Problem to solve => Scan the listing below. Report each line that includes "this".

Input =>
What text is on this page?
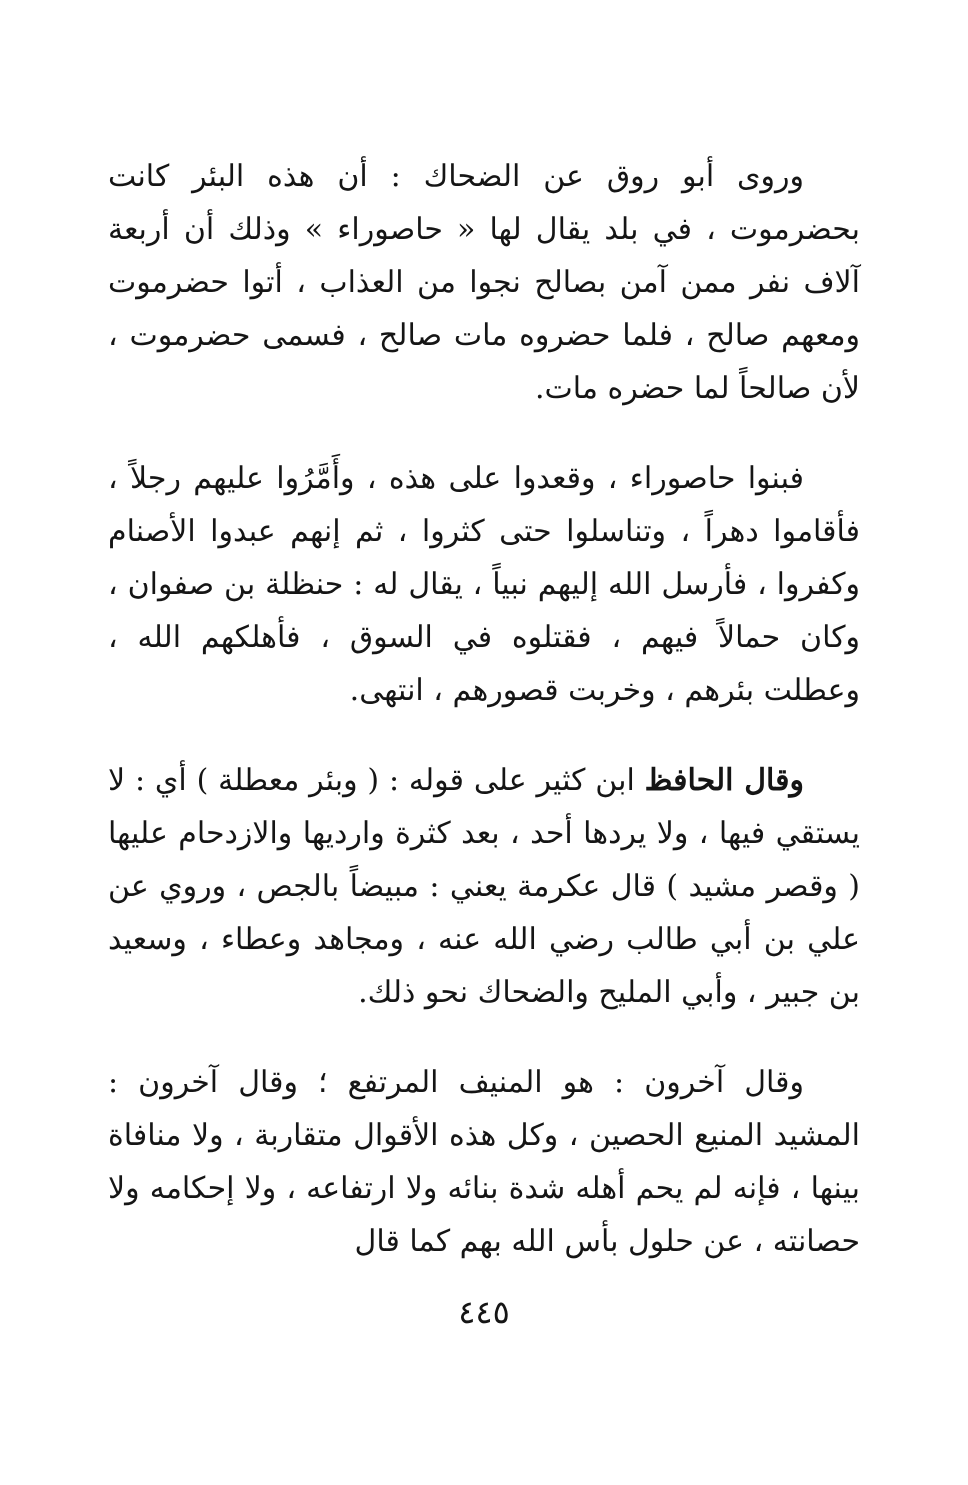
وروى أبو روق عن الضحاك : أن هذه البئر كانت بحضرموت ، في بلد يقال لها « حاصوراء » وذلك أن أربعة آلاف نفر ممن آمن بصالح نجوا من العذاب ، أتوا حضرموت ومعهم صالح ، فلما حضروه مات صالح ، فسمى حضرموت ، لأن صالحاً لما حضره مات.

فبنوا حاصوراء ، وقعدوا على هذه ، وأَمَّرُوا عليهم رجلاً ، فأقاموا دهراً ، وتناسلوا حتى كثروا ، ثم إنهم عبدوا الأصنام وكفروا ، فأرسل الله إليهم نبياً ، يقال له : حنظلة بن صفوان ، وكان حمالاً فيهم ، فقتلوه في السوق ، فأهلكهم الله ، وعطلت بئرهم ، وخربت قصورهم ، انتهى.

وقال الحافظ ابن كثير على قوله : ( وبئر معطلة ) أي : لا يستقي فيها ، ولا يردها أحد ، بعد كثرة وارديها والازدحام عليها ( وقصر مشيد ) قال عكرمة يعني : مبيضاً بالجص ، وروي عن علي بن أبي طالب رضي الله عنه ، ومجاهد وعطاء ، وسعيد بن جبير ، وأبي المليح والضحاك نحو ذلك.

وقال آخرون : هو المنيف المرتفع ؛ وقال آخرون : المشيد المنيع الحصين ، وكل هذه الأقوال متقاربة ، ولا منافاة بينها ، فإنه لم يحم أهله شدة بنائه ولا ارتفاعه ، ولا إحكامه ولا حصانته ، عن حلول بأس الله بهم كما قال

٤٤٥
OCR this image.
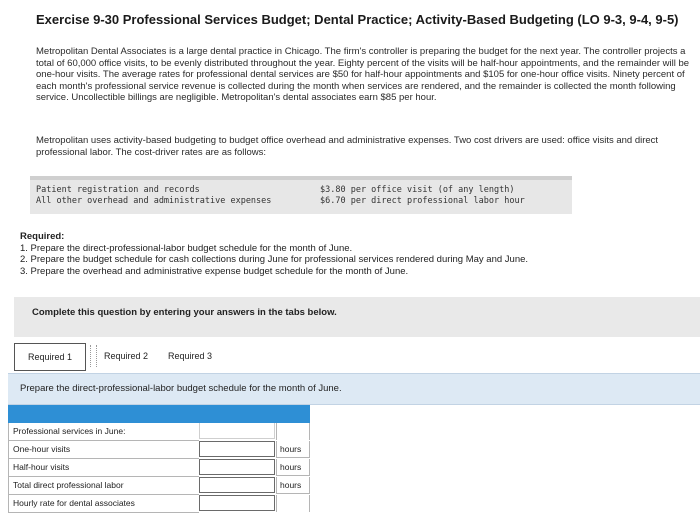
Exercise 9-30 Professional Services Budget; Dental Practice; Activity-Based Budgeting (LO 9-3, 9-4, 9-5)
Metropolitan Dental Associates is a large dental practice in Chicago. The firm's controller is preparing the budget for the next year. The controller projects a total of 60,000 office visits, to be evenly distributed throughout the year. Eighty percent of the visits will be half-hour appointments, and the remainder will be one-hour visits. The average rates for professional dental services are $50 for half-hour appointments and $105 for one-hour office visits. Ninety percent of each month's professional service revenue is collected during the month when services are rendered, and the remainder is collected the month following service. Uncollectible billings are negligible. Metropolitan's dental associates earn $85 per hour.
Metropolitan uses activity-based budgeting to budget office overhead and administrative expenses. Two cost drivers are used: office visits and direct professional labor. The cost-driver rates are as follows:
Patient registration and records	$3.80 per office visit (of any length)
All other overhead and administrative expenses	$6.70 per direct professional labor hour
Required:
1. Prepare the direct-professional-labor budget schedule for the month of June.
2. Prepare the budget schedule for cash collections during June for professional services rendered during May and June.
3. Prepare the overhead and administrative expense budget schedule for the month of June.
Complete this question by entering your answers in the tabs below.
Required 1	Required 2	Required 3
Prepare the direct-professional-labor budget schedule for the month of June.
Professional services in June:
One-hour visits	hours
Half-hour visits	hours
Total direct professional labor	hours
Hourly rate for dental associates
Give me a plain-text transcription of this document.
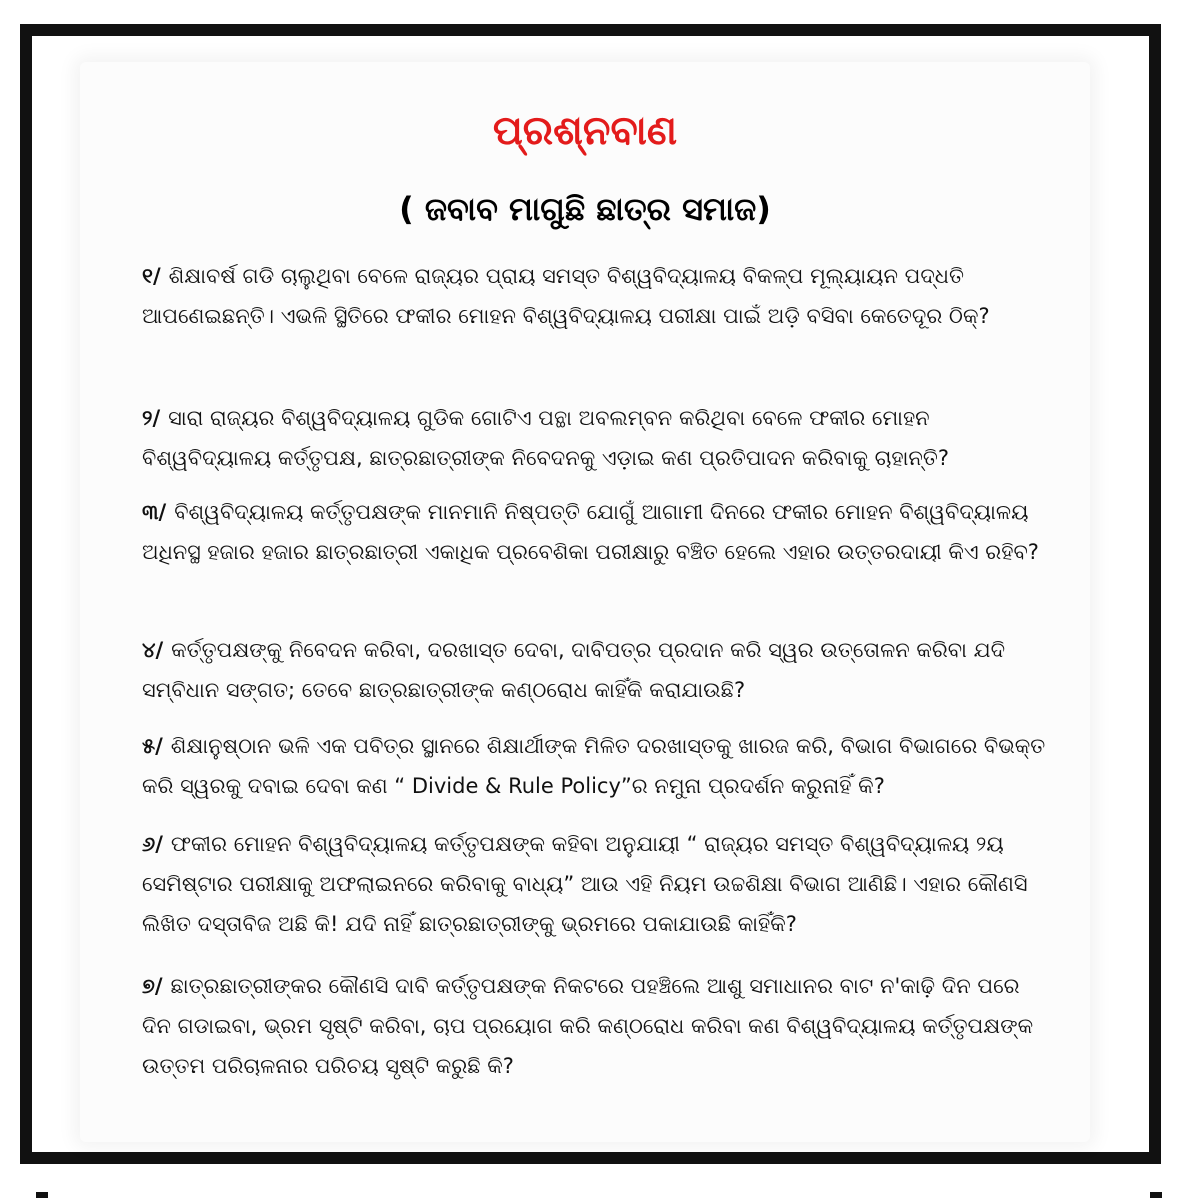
ପ୍ରଶ୍ନବାଣ
( ଜବାବ ମାଗୁଛି ଛାତ୍ର ସମାଜ)
୧/ ଶିକ୍ଷାବର୍ଷ ଗଡି ଚାଲୁଥିବା ବେଳେ ରାଜ୍ୟର ପ୍ରାୟ ସମସ୍ତ ବିଶ୍ୱବିଦ୍ୟାଳୟ ବିକଳ୍ପ ମୂଲ୍ୟାୟନ ପଦ୍ଧତି ଆପଣେଇଛନ୍ତି। ଏଭଳି ସ୍ଥିତିରେ ଫକୀର ମୋହନ ବିଶ୍ୱବିଦ୍ୟାଳୟ ପରୀକ୍ଷା ପାଇଁ ଅଡ଼ି ବସିବା କେତେଦୂର ଠିକ୍?
୨/ ସାରା ରାଜ୍ୟର ବିଶ୍ୱବିଦ୍ୟାଳୟ ଗୁଡିକ ଗୋଟିଏ ପନ୍ଥା ଅବଲମ୍ବନ କରିଥିବା ବେଳେ ଫକୀର ମୋହନ ବିଶ୍ୱବିଦ୍ୟାଳୟ କର୍ତ୍ତୃପକ୍ଷ, ଛାତ୍ରଛାତ୍ରୀଙ୍କ ନିବେଦନକୁ ଏଡ଼ାଇ କଣ ପ୍ରତିପାଦନ କରିବାକୁ ଚାହାନ୍ତି?
୩/ ବିଶ୍ୱବିଦ୍ୟାଳୟ କର୍ତ୍ତୃପକ୍ଷଙ୍କ ମାନମାନି ନିଷ୍ପତ୍ତି ଯୋଗୁଁ ଆଗାମୀ ଦିନରେ ଫକୀର ମୋହନ ବିଶ୍ୱବିଦ୍ୟାଳୟ ଅଧିନସ୍ଥ ହଜାର ହଜାର ଛାତ୍ରଛାତ୍ରୀ ଏକାଧିକ ପ୍ରବେଶିକା ପରୀକ୍ଷାରୁ ବଞ୍ଚିତ ହେଲେ ଏହାର ଉତ୍ତରଦାୟୀ କିଏ ରହିବ?
୪/ କର୍ତ୍ତୃପକ୍ଷଙ୍କୁ ନିବେଦନ କରିବା, ଦରଖାସ୍ତ ଦେବା, ଦାବିପତ୍ର ପ୍ରଦାନ କରି ସ୍ୱର ଉତ୍ତୋଳନ କରିବା ଯଦି ସମ୍ବିଧାନ ସଙ୍ଗତ; ତେବେ ଛାତ୍ରଛାତ୍ରୀଙ୍କ କଣ୍ଠରୋଧ କାହିଁକି କରାଯାଉଛି?
୫/ ଶିକ୍ଷାନୁଷ୍ଠାନ ଭଳି ଏକ ପବିତ୍ର ସ୍ଥାନରେ ଶିକ୍ଷାର୍ଥୀଙ୍କ ମିଳିତ ଦରଖାସ୍ତକୁ ଖାରଜ କରି, ବିଭାଗ ବିଭାଗରେ ବିଭକ୍ତ କରି ସ୍ୱରକୁ ଦବାଇ ଦେବା କଣ “ Divide & Rule Policy”ର ନମୁନା ପ୍ରଦର୍ଶନ କରୁନାହିଁ କି?
୬/ ଫକୀର ମୋହନ ବିଶ୍ୱବିଦ୍ୟାଳୟ କର୍ତ୍ତୃପକ୍ଷଙ୍କ କହିବା ଅନୁଯାୟୀ “ ରାଜ୍ୟର ସମସ୍ତ ବିଶ୍ୱବିଦ୍ୟାଳୟ ୨ୟ ସେମିଷ୍ଟାର ପରୀକ୍ଷାକୁ ଅଫଲାଇନରେ କରିବାକୁ ବାଧ୍ୟ” ଆଉ ଏହି ନିୟମ ଉଚ୍ଚଶିକ୍ଷା ବିଭାଗ ଆଣିଛି। ଏହାର କୌଣସି ଲିଖିତ ଦସ୍ତାବିଜ ଅଛି କି! ଯଦି ନାହିଁ ଛାତ୍ରଛାତ୍ରୀଙ୍କୁ ଭ୍ରମରେ ପକାଯାଉଛି କାହିଁକି?
୭/ ଛାତ୍ରଛାତ୍ରୀଙ୍କର କୌଣସି ଦାବି କର୍ତ୍ତୃପକ୍ଷଙ୍କ ନିକଟରେ ପହଞ୍ଚିଲେ ଆଶୁ ସମାଧାନର ବାଟ ନ'କାଢ଼ି ଦିନ ପରେ ଦିନ ଗଡାଇବା, ଭ୍ରମ ସୃଷ୍ଟି କରିବା, ଚାପ ପ୍ରୟୋଗ କରି କଣ୍ଠରୋଧ କରିବା କଣ ବିଶ୍ୱବିଦ୍ୟାଳୟ କର୍ତ୍ତୃପକ୍ଷଙ୍କ ଉତ୍ତମ ପରିଚାଳନାର ପରିଚୟ ସୃଷ୍ଟି କରୁଛି କି?
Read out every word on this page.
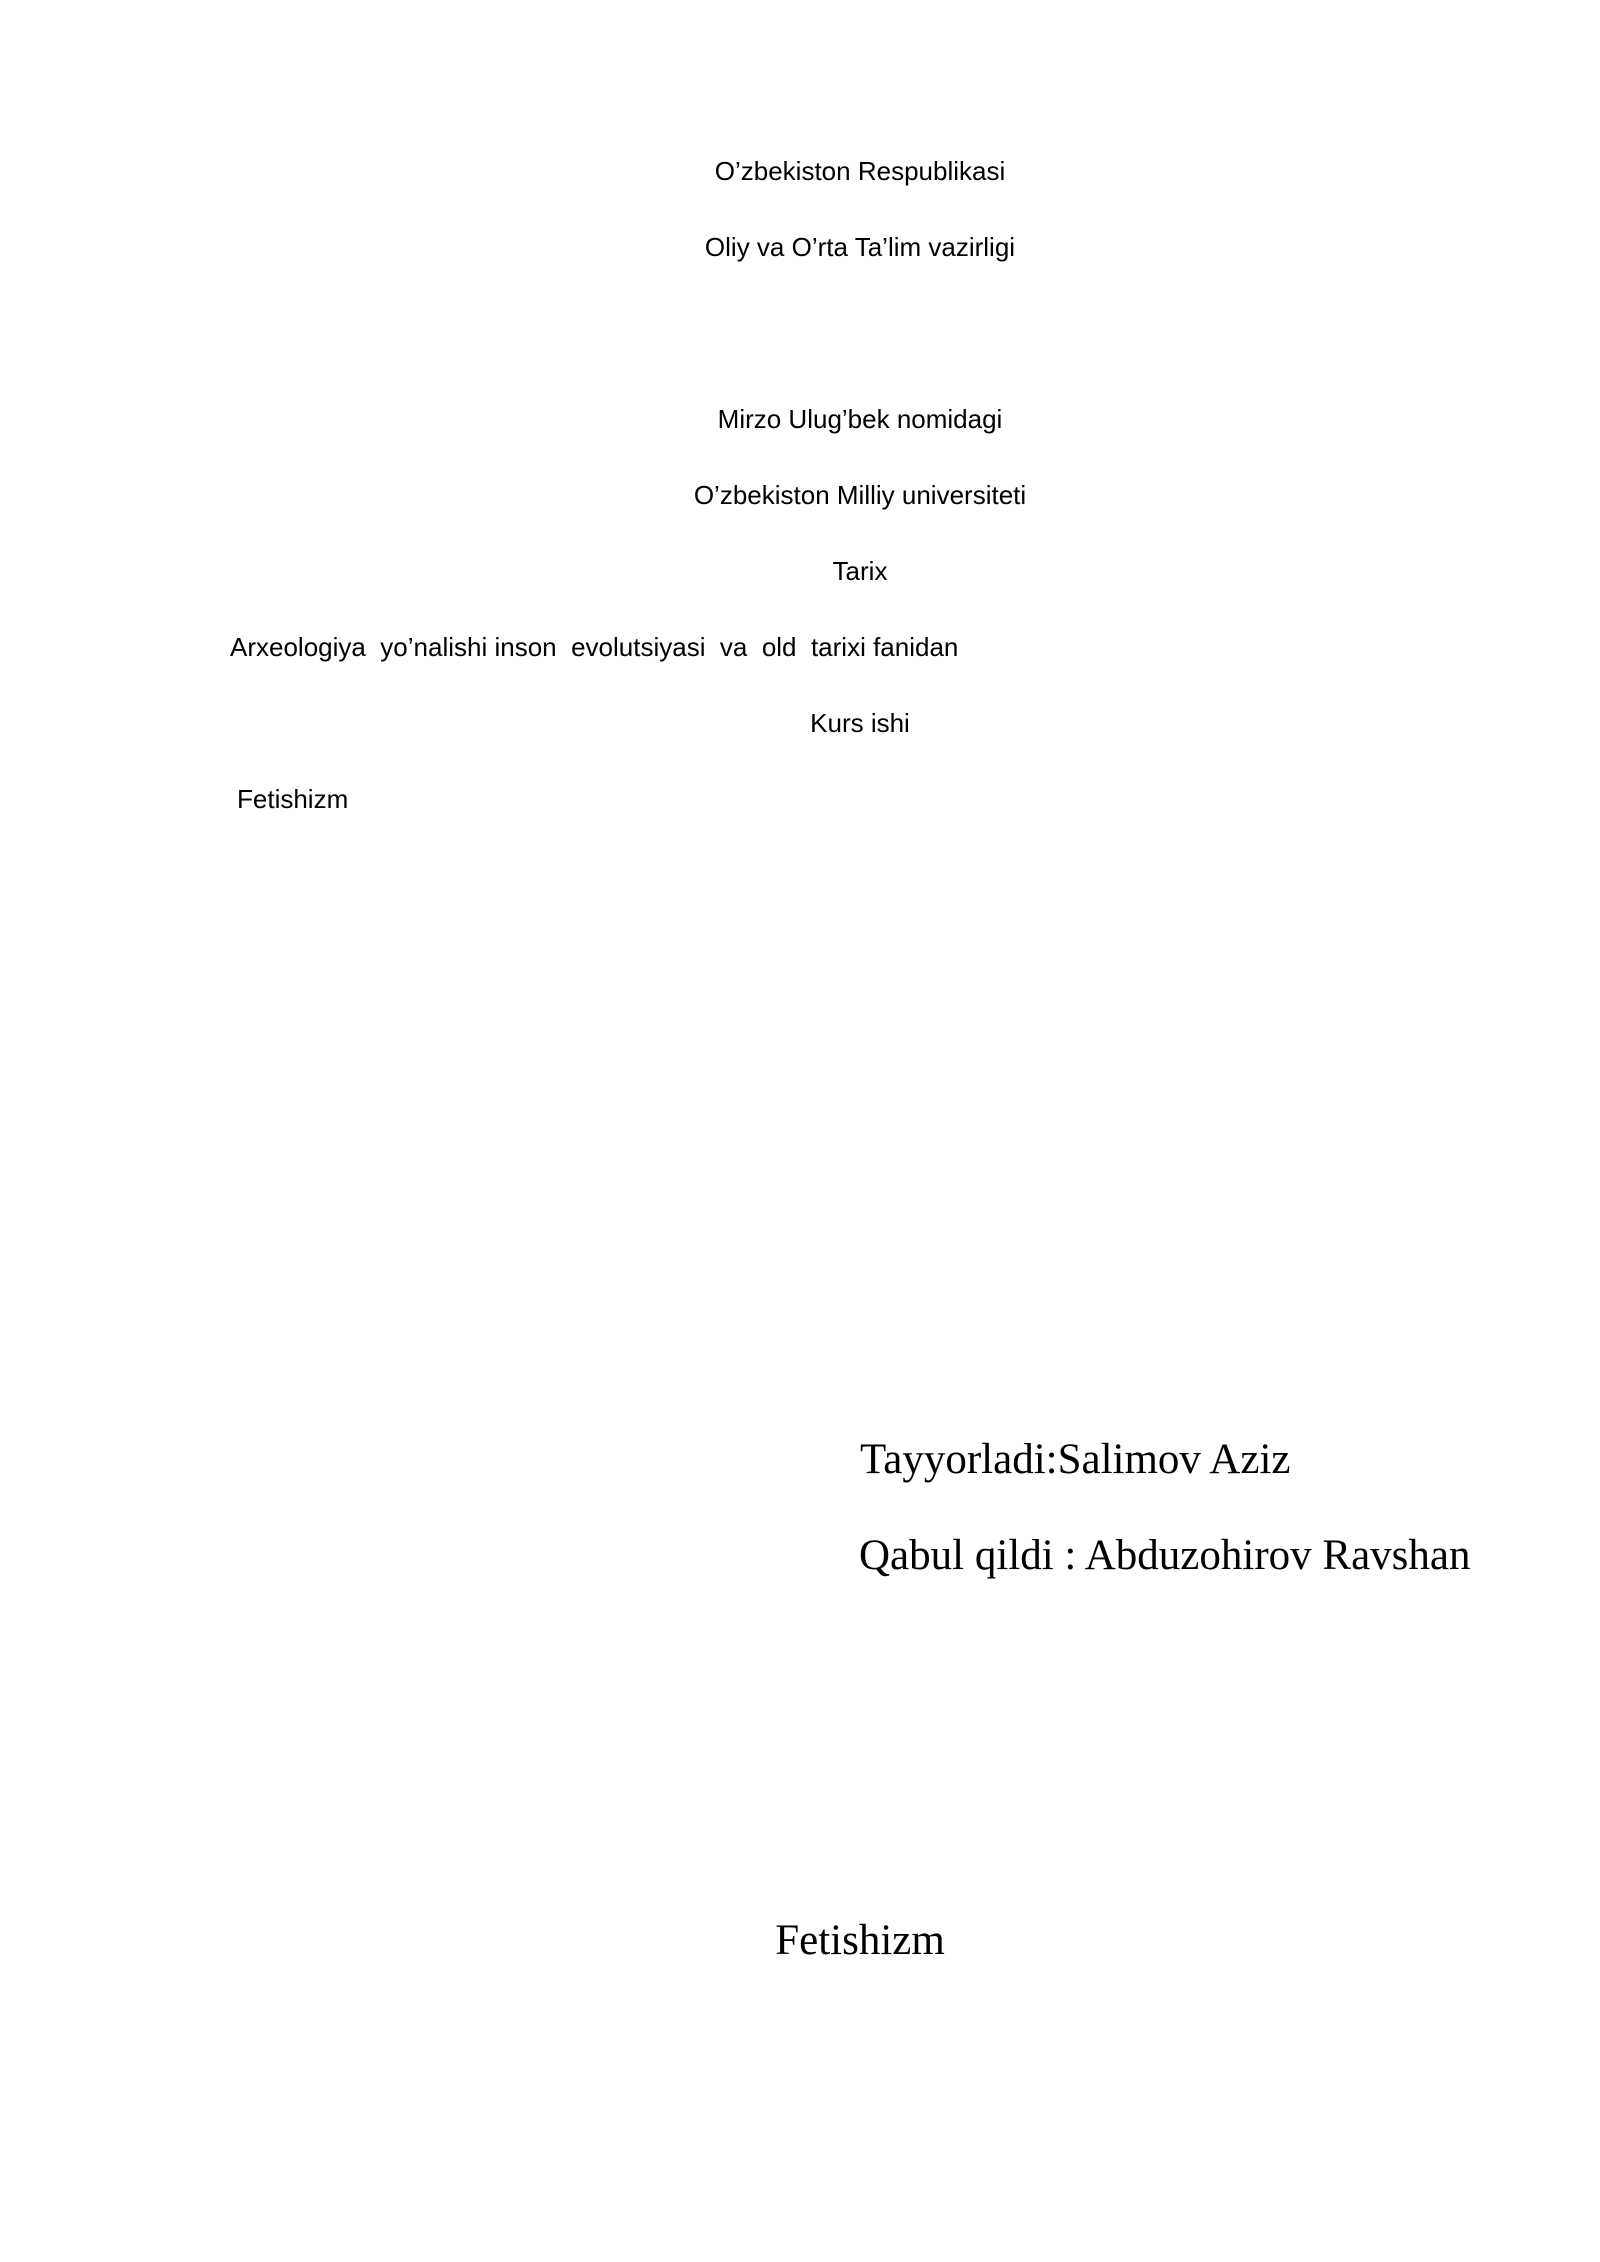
O’zbekiston Respublikasi
Oliy va O’rta Ta’lim vazirligi
Mirzo Ulug’bek nomidagi
O’zbekiston Milliy universiteti
Tarix
Arxeologiya  yo’nalishi inson  evolutsiyasi  va  old  tarixi fanidan
Kurs ishi
Fetishizm
Tayyorladi:Salimov Aziz
Qabul qildi : Abduzohirov Ravshan
Fetishizm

Answer to the problem =>
What text is on this page?
OCR this image.
Complete this question by entering your answers in the tabs below.
Give me a plain-text transcription of this document.
Read out every word on this page.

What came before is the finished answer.